§ TEXTO EXIBIDO:
+ + + + +
A Indústria do Turismo é conhecida por levar qualidade de vida às regiões onde atua.
Até então, turismo era sinônimo de novos empregos, em todas as faixas sociais, afinal, do dono do hotel ao engraxate da esquina, quando o assunto é comércio e serviços, todos saem lucrando com a chegada de turistas.
Entretanto, o século 21 chegou e com ele vieram as novas tecnologias, os aviões gigantescos, a concorrência acirrada que fez os preços das viagens caírem. Como resultado, nunca se viajou tanto como agora e cidades ícones do turismo mundial, como Veneza e Barcelona, ou sites históricos ou naturais, como Machu Picchu, no Peru e as barreiras de Coral, na Austrália, enfrentam a Turismofobia.
Quem sente primeiro os efeitos da Turismofobia é a população.
No começo os moradores ficavam felizes com os turistas, pois significa geração de empregos e melhorias urbanas e culturais.
De repente, o número de turistas cresceu mais do que o que se imaginava, as ruas passaram a ficar congestionadas, ônibus gigantescos passaram a circular pelos centros, dificultando a vida da população.
Pior do que o trânsito, entretanto, é o comportamento dos turistas que se postam diante de locais emblemáticos dessas cidades, motivo de orgulho para os seus moradores, e sem prestar o mínimo respeito para a história daquele lugar, só querem fazer uma selfie para mostrar que ali estão.
É mesmo um paradoxo ver, por exemplo, turistas fazendo pose e sorrisos diante do Museu do Holocausto, em Berlim, ou subindo no pedestal de esculturas para produzir uma foto cheia de malabarismos.
A Turismofobia tem razão de ser e seu impacto, além de extremamente negativo para a Indústria do Turismo, diz muito sobre o comportamento dos turistas, da fome pelo lucro, a qualquer custo e a falta de planejamento urbano que não conseguiu ser visionário o suficiente.
+ + + + +
§ Dados de compreensão de documentos:
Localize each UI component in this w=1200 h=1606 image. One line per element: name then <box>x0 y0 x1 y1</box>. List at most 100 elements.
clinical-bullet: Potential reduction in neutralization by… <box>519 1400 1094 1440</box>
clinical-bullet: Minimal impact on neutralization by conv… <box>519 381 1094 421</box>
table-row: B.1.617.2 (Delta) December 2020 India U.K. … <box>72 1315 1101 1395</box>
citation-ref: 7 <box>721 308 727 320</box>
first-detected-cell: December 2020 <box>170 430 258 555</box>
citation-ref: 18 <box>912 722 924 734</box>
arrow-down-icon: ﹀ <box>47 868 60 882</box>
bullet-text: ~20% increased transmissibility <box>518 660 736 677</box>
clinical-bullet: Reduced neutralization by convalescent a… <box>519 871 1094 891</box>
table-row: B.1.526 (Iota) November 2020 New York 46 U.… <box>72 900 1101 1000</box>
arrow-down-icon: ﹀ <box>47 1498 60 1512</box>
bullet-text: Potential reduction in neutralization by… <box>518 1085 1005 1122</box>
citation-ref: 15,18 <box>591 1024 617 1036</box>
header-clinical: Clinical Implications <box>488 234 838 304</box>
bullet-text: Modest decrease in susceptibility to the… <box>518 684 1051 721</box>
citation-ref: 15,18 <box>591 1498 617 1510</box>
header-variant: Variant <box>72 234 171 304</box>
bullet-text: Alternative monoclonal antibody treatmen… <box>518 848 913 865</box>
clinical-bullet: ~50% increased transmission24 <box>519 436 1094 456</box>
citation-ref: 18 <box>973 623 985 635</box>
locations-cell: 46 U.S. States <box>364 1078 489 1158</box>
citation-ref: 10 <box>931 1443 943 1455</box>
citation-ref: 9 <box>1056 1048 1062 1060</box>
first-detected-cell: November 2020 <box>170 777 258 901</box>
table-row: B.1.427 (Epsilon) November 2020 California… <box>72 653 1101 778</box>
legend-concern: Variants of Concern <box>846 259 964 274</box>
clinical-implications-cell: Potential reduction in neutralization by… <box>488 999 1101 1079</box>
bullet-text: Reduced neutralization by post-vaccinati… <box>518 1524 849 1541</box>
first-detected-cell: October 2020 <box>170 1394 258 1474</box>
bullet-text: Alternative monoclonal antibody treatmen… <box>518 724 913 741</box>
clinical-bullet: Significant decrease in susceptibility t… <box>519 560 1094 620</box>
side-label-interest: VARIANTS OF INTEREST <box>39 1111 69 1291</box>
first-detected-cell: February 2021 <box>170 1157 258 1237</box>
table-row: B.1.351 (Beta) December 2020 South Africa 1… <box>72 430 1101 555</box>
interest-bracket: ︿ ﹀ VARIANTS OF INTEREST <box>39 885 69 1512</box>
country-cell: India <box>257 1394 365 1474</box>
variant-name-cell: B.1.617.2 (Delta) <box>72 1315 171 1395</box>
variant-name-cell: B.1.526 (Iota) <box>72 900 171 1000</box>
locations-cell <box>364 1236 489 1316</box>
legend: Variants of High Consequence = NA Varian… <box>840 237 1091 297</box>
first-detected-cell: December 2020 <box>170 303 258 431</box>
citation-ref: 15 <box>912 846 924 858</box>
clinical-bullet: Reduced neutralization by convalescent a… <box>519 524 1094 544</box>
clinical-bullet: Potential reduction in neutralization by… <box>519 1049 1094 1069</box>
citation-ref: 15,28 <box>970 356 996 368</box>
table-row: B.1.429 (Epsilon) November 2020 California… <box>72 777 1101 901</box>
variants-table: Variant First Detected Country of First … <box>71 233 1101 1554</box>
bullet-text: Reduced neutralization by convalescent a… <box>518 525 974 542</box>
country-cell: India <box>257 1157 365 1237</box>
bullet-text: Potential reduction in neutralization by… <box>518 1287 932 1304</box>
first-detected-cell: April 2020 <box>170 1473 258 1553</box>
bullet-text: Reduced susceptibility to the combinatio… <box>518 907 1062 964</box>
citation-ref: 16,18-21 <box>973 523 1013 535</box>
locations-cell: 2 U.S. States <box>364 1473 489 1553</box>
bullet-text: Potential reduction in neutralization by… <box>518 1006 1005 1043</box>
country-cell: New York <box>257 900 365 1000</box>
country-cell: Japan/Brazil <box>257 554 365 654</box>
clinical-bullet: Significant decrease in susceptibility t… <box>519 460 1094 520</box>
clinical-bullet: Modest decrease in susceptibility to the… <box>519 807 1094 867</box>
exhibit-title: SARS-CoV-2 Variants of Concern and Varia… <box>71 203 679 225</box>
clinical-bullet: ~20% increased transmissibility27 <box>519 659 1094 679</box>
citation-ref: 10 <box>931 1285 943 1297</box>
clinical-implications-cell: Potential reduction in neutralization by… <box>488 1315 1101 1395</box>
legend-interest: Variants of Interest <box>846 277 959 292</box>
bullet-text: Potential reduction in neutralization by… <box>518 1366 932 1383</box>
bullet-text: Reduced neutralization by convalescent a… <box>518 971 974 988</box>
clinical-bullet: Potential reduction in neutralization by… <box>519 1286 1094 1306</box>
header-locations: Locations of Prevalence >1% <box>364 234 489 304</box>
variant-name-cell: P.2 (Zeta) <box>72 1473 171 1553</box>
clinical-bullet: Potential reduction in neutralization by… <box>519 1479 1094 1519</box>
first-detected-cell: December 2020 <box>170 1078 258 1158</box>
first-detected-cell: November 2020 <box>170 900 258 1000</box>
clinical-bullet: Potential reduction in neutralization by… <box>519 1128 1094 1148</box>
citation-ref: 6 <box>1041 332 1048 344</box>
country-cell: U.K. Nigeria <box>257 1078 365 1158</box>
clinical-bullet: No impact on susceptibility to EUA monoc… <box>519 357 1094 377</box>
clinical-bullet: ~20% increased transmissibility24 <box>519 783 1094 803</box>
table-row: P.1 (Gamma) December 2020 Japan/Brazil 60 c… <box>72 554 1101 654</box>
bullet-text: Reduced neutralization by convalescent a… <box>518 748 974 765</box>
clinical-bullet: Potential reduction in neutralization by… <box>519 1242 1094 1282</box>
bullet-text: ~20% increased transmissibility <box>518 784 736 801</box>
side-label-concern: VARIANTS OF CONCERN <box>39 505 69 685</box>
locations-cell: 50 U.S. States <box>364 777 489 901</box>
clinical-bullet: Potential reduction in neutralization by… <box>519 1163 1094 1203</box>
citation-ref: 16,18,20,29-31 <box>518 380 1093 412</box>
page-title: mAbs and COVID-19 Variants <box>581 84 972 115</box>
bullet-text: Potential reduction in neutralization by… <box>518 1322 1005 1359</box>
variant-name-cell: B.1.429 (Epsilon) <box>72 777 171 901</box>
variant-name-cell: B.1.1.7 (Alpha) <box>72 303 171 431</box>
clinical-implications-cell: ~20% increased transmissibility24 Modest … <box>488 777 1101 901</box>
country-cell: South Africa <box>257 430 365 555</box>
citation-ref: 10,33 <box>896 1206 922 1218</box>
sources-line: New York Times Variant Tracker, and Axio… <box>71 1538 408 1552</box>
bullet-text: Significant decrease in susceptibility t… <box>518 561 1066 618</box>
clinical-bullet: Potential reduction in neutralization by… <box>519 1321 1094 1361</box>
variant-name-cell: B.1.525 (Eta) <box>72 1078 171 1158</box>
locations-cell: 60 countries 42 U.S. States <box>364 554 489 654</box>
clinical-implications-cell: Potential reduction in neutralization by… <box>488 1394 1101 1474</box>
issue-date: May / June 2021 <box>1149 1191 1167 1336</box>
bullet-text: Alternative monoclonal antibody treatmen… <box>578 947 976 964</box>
+ + + + +
§ ITEM DA TAREFA 1:
Liste os destinos que, segundo o texto sobre a Turismofobia, enfrentam a Turismofobia, com o país indicado quando houver.
§ ITEM DA TAREFA 2:
Responda, com base no texto sobre a Turismofobia:
(a) Quem sente primeiro os efeitos da Turismofobia?
(b) Diante de qual museu, e em que cidade, os turistas aparecem fazendo pose e sorrisos?
(c) O que fez os preços das viagens caírem?
§ ITEM DA TAREFA 3:
Devolva, do texto sobre a Turismofobia, o trecho que vai de "Quem sente primeiro" até "que ali estão.".
Não é preciso consultar os dados.

§ ÁREA DE RESPOSTA 1:
- Veneza
- Barcelona
- Machu Picchu, no Peru
- barreiras de Coral, na Austrália

§ ÁREA DE RESPOSTA 2:
(a) A população.
(b) Diante do Museu do Holocausto, em Berlim.
(c) A concorrência acirrada.

§ ÁREA DE RESPOSTA 3:
Quem sente primeiro os efeitos da Turismofobia é a população.
No começo os moradores ficavam felizes com os turistas, pois significa geração de empregos e melhorias urbanas e culturais.
De repente, o número de turistas cresceu mais do que o que se imaginava, as ruas passaram a ficar congestionadas, ônibus gigantescos passaram a circular pelos centros, dificultando a vida da população.
Pior do que o trânsito, entretanto, é o comportamento dos turistas que se postam diante de locais emblemáticos dessas cidades, motivo de orgulho para os seus moradores, e sem prestar o mínimo respeito para a história daquele lugar, só querem fazer uma selfie para mostrar que ali estão.